Cosa si chiede
1. Rispondi a queste domande sull'articolo su Frine:
(a) Qual era l'età media in cui si contraeva matrimonio?
(b) Quale fu il più famoso quartiere a luci rosse?
(c) In quale città le prostitute indipendenti venivano registrate e pagavano una tassa?
2. Indica quante righe dell'elenco contengono la stringa "button", distinguendo tra maiuscole e minuscole. Scrivi solo il numero.
──────── Testo di riferimento ────────
FRINE

A cura di Julia Kritsikokas

Parlare della vita, le gesta, le usanze, i costumi, di una figura storica, nel nostro caso femminile, emblematica di una determinata epoca, fa sorgere la trattazione di tematiche sociali anche delicate. Tratterò, in questo articolo sulla bellezza, una figura femminile particolare che richiama la delicata e controversa tematica della prostituzione. La donna di oggi fu infatti una delle più famose “heterae” (etere) dell’antica Grecia: la bellissima Frine.

È doveroso dire qualcosa sul ruolo della prostituzione all’interno della società dell’antica Grecia. La prostituzione ai tempi era considerata parte integrante della vita quotidiana ed economica delle polis e aveva altresì particolari funzioni sociali tra cui soprattutto forgiare dai giovinetti degli uomini (dato che l’età media in cui si contraeva matrimonio erano i 30anni). Era una pratica legalizzata e regolata da norme dei governi locali e interessava non soltanto le donne ma anche gli uomini: giovani donne e giovani uomini dunque entravano nel mondo della prostituzione soddisfando la clientela dell’altro sesso o dello stesso. Va sottolineato al contempo che non erano tollerati adulterio e violenza sessuale, i quali venivano puniti molto severamente. La prostituzione aveva una “gerarchia” piramidale: al gradino più basso le pornai, dopo di loro le prostitute indipendenti ed infine al vertice le etere. Le pornai erano per lo più schiave straniere costrette a professare per sopravvivere e la cui prostituzione era affidata a uomini protettori che ricevevano parte dei loro guadagni. Erano spesso relegate nei bordelli dei quartieri a luci rosse, di cui il più famoso fu il Pireo. Le prostitute indipendenti non avevano alcun protettore e usano la pubblicità e l’uso di un’eccessivo trucco per procurarsi la clientela.  Ad Atene esse venivano registrate e pagavano una tassa. Infine le etere non erano delle semplici donne di compagnia dedite a servizi sessuali, bensì erano figure sofisticate, colte e controverse. Potevano istaurare relazioni amorose durature coi loro clienti ed erano le sole donne che potevano essere definite ” indipendenti” e ” libere”. Erano quasi tutte ex schiave straniere abili nell’arte, nella danza, nella musica e molto colte e intelligenti. Contrariamente a quanto accadeva per le donne delle polis greche, esse ricevevano (o si procuravano) un’educazione completa e gestivano autonomamente la propria vita economica arrivando a guadagnare anche somme notevoli. Grazie alla loro autonomia economica creavano anche vere e proprie aziende di accompagnatrici tanto da poter essere considerate alla stregua delle moderne imprenditrici. Vivevano liberamente la loro vita, tanto da poter avere una vita pubblica (riservata nelle polis solo agli uomini) e da poter partecipare al Simposio maschile esprimendo le loro opinioni ed idee, che venivano sempre rispettate e accolte.

 

 

Passiamo ora a Frine.
──────── Voci dei dati ────────
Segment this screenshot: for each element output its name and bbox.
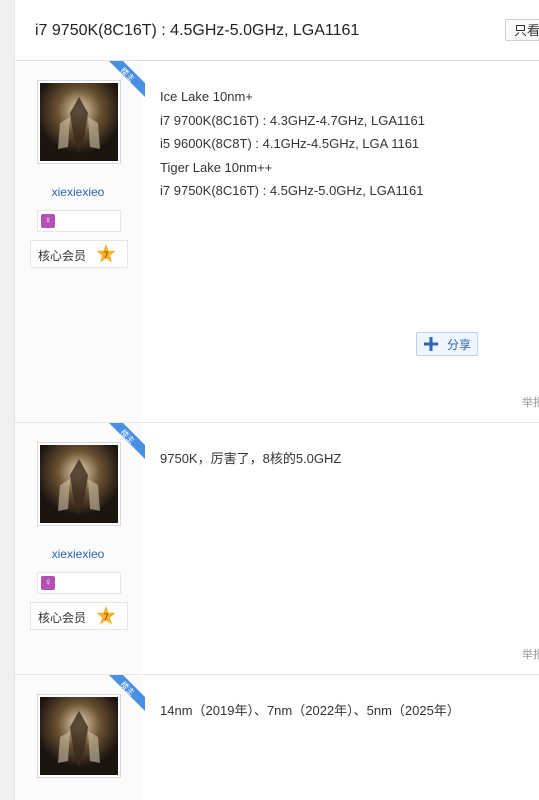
floor-owner-ribbon: 楼主 — [109, 423, 145, 459]
avatar-image — [40, 697, 118, 775]
floor-owner-ribbon: 楼主 — [109, 675, 145, 711]
avatar-image — [40, 445, 118, 523]
only-host-button[interactable]: 只看楼 — [505, 19, 539, 41]
badge-box: ♀ — [37, 572, 121, 594]
post-line: Ice Lake 10nm+ — [160, 89, 253, 104]
member-level-badge[interactable]: 核心会员 7 — [30, 602, 128, 630]
post-1: xiexiexieo ♀ 核心会员 7 楼主 Ice Lake 10nm+ i7… — [15, 61, 539, 423]
thread-title: i7 9750K(8C16T) : 4.5GHz-5.0GHz, LGA1161 — [35, 22, 360, 39]
share-button[interactable]: 分享 — [416, 332, 478, 356]
female-symbol-icon: ♀ — [41, 576, 55, 590]
avatar-image — [40, 83, 118, 161]
post-line: Tiger Lake 10nm++ — [160, 159, 273, 175]
post-content: 14nm（2019年）、7nm（2022年）、5nm（2025年） — [160, 699, 460, 723]
post-line: i7 9750K(8C16T) : 4.5GHz-5.0GHz, LGA1161 — [160, 183, 424, 198]
report-link[interactable]: 举报 — [522, 646, 539, 662]
post-content: Ice Lake 10nm+ i7 9700K(8C16T) : 4.3GHZ-… — [160, 85, 425, 203]
post-line: 14nm（2019年）、7nm（2022年）、5nm（2025年） — [160, 703, 460, 718]
post-content: 9750K，厉害了，8核的5.0GHZ — [160, 447, 341, 471]
post-author-panel: xiexiexieo ♀ 核心会员 7 — [15, 423, 141, 674]
plus-share-icon — [424, 337, 438, 351]
thread-page: i7 9750K(8C16T) : 4.5GHz-5.0GHz, LGA1161… — [14, 0, 539, 800]
post-author-panel: xiexiexieo ♀ 核心会员 7 — [15, 61, 141, 422]
floor-owner-ribbon: 楼主 — [109, 61, 145, 97]
post-line: i7 9700K(8C16T) : 4.3GHZ-4.7GHz, LGA1161 — [160, 112, 425, 128]
thread-header: i7 9750K(8C16T) : 4.5GHz-5.0GHz, LGA1161… — [15, 0, 539, 61]
badge-box: ♀ — [37, 210, 121, 232]
post-line: 9750K，厉害了，8核的5.0GHZ — [160, 451, 342, 466]
post-line: i5 9600K(8C8T) : 4.1GHz-4.5GHz, LGA 1161 — [160, 136, 420, 151]
level-star-icon: 7 — [96, 244, 116, 263]
report-link[interactable]: 举报 — [522, 394, 539, 410]
post-3: 楼主 14nm（2019年）、7nm（2022年）、5nm（2025年） — [15, 675, 539, 800]
username-link[interactable]: xiexiexieo — [15, 547, 141, 561]
member-level-badge[interactable]: 核心会员 7 — [30, 240, 128, 268]
level-number: 7 — [103, 613, 109, 623]
username-link[interactable]: xiexiexieo — [15, 185, 141, 199]
member-label: 核心会员 — [38, 249, 87, 263]
post-2: xiexiexieo ♀ 核心会员 7 楼主 9750K，厉害了，8核的5.0G… — [15, 423, 539, 675]
level-star-icon: 7 — [96, 606, 116, 625]
level-number: 7 — [103, 251, 109, 261]
member-label: 核心会员 — [38, 611, 87, 625]
share-label: 分享 — [447, 338, 472, 352]
female-symbol-icon: ♀ — [41, 214, 55, 228]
────────
Risposte per compito
1.
(a) 30 anni.
(b) Il Pireo.
(c) Ad Atene.

2. 2